**Task goal**
Filter the listing below, copying every line in which the word "совершенствования" appears.

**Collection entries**
┌────────
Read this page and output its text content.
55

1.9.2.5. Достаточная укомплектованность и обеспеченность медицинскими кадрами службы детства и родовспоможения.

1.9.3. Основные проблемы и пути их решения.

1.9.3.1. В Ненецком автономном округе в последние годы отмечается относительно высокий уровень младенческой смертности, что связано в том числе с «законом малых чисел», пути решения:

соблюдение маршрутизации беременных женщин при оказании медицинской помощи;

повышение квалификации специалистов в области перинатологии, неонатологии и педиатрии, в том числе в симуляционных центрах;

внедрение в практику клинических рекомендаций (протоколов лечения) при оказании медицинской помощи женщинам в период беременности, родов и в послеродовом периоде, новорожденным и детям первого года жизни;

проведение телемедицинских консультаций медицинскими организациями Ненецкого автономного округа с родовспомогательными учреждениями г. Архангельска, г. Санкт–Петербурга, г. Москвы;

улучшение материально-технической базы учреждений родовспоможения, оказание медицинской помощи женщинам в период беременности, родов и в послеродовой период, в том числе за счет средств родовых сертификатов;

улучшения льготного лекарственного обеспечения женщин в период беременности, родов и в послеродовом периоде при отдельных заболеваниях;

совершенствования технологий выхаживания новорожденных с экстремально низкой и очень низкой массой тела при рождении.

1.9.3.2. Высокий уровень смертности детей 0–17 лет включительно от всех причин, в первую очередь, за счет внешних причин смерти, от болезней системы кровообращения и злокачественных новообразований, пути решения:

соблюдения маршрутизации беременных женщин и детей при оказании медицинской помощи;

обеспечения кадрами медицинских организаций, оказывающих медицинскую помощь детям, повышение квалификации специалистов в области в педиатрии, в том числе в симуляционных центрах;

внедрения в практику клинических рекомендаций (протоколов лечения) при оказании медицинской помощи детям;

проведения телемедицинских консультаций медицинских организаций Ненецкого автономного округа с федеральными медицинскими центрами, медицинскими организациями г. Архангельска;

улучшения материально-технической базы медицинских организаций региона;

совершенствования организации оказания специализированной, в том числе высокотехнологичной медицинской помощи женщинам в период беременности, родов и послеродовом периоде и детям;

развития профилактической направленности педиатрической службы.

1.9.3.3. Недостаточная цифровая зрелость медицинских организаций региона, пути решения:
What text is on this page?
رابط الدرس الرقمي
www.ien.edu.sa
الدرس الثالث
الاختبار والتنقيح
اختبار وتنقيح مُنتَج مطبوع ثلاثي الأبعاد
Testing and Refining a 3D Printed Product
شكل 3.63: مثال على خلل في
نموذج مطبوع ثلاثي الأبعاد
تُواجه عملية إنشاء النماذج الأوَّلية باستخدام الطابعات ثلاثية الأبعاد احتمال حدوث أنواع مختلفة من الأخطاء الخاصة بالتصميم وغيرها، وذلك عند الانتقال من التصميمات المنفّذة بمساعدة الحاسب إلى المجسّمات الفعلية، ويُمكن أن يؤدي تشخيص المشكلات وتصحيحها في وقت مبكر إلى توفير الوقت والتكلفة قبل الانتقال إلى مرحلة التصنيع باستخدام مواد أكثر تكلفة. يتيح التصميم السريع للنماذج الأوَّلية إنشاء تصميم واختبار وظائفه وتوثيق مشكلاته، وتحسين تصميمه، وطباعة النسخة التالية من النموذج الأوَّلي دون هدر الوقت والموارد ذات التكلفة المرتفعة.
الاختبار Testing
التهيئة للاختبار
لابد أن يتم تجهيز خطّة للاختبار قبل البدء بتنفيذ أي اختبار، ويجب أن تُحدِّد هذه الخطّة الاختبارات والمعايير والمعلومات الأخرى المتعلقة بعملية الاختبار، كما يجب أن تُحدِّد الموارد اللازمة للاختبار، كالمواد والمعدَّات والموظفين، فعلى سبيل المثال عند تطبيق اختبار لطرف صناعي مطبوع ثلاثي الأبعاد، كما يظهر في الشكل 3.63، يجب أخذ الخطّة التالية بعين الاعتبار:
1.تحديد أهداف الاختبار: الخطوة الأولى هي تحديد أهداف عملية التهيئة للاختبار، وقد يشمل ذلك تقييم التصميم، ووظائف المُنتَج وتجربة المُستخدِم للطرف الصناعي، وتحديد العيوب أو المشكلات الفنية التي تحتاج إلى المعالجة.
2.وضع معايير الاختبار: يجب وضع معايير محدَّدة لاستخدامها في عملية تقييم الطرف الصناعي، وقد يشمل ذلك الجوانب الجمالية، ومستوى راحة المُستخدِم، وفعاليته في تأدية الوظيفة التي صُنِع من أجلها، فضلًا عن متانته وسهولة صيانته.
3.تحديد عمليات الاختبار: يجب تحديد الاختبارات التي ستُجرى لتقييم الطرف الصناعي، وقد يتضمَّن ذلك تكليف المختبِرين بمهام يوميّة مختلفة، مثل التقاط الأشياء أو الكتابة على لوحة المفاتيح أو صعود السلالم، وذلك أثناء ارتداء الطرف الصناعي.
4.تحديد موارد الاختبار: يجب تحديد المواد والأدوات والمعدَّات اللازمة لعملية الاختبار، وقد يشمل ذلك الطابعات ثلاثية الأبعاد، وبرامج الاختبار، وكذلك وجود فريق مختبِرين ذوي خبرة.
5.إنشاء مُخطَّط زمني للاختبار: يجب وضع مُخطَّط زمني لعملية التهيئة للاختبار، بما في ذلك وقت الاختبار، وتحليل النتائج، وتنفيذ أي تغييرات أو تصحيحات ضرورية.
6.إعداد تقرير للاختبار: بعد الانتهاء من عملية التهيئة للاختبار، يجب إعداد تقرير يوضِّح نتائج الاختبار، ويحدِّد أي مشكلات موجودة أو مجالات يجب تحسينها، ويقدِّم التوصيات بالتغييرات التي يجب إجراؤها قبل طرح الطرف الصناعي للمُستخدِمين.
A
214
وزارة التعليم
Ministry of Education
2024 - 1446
└────────
**Correct result**
совершенствования технологий выхаживания новорожденных с экстремально низкой и очень низкой массой тела при рождении.
совершенствования организации оказания специализированной, в том числе высокотехнологичной медицинской помощи женщинам в период беременности, родов и послеродовом периоде и детям;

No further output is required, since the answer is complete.